+++ Dataset excerpts

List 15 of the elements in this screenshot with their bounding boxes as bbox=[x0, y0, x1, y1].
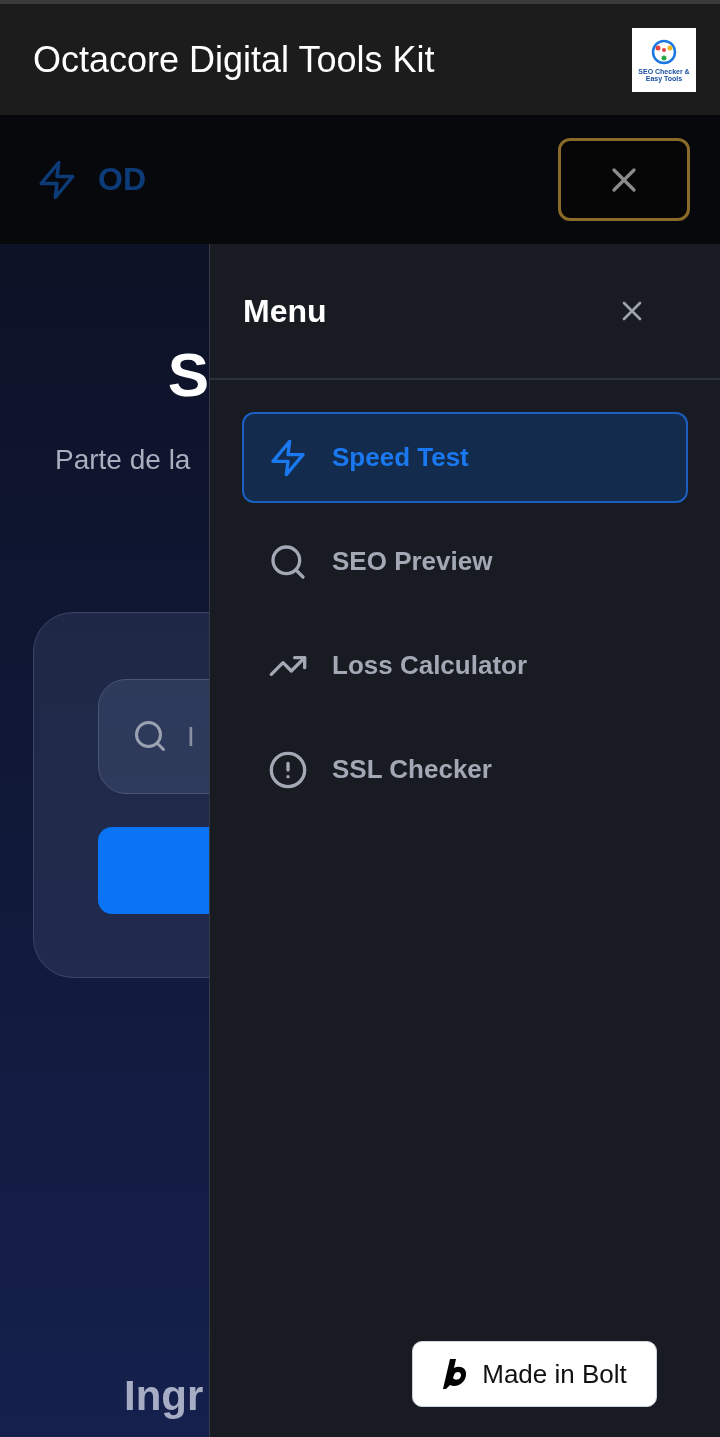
app-title: Octacore Digital Tools Kit bbox=[33, 38, 435, 81]
page-subtitle: Parte de la bbox=[55, 444, 191, 476]
ring-logo-icon bbox=[650, 37, 678, 66]
lightning-icon bbox=[36, 158, 78, 201]
lightning-icon bbox=[268, 437, 308, 478]
menu-item[interactable]: Loss Calculator bbox=[242, 620, 688, 711]
page-heading: S bbox=[167, 344, 209, 406]
menu-item[interactable]: SSL Checker bbox=[242, 724, 688, 815]
search-icon bbox=[132, 718, 168, 754]
section-heading: Ingr bbox=[124, 1372, 204, 1420]
menu-title: Menu bbox=[243, 292, 327, 330]
made-in-bolt-badge[interactable]: Made in Bolt bbox=[412, 1341, 657, 1407]
alert-circle-icon bbox=[268, 749, 308, 790]
close-button[interactable] bbox=[558, 138, 690, 221]
menu-item[interactable]: SEO Preview bbox=[242, 516, 688, 607]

++++++

◆ **Exercise details**:
Output the lines of the items as a Markdown table with the columns Row and Line, starting at the line that contains "app-title: Octacore Digital" and ending at the line that contains "menu-item[interactable]: SSL Checker", both included. Number the rows in order and leave out any blank lines.

◆ **Task answer**:
| Row | Line |
|---|---|
| 1 | app-title: Octacore Digital Tools Kit bbox=[33, 38, 435, 81] |
| 2 | page-subtitle: Parte de la bbox=[55, 444, 191, 476] |
| 3 | ring-logo-icon bbox=[650, 37, 678, 66] |
| 4 | lightning-icon bbox=[36, 158, 78, 201] |
| 5 | lightning-icon bbox=[268, 437, 308, 478] |
| 6 | menu-item[interactable]: Loss Calculator bbox=[242, 620, 688, 711] |
| 7 | page-heading: S bbox=[167, 344, 209, 406] |
| 8 | menu-item[interactable]: SSL Checker bbox=[242, 724, 688, 815] |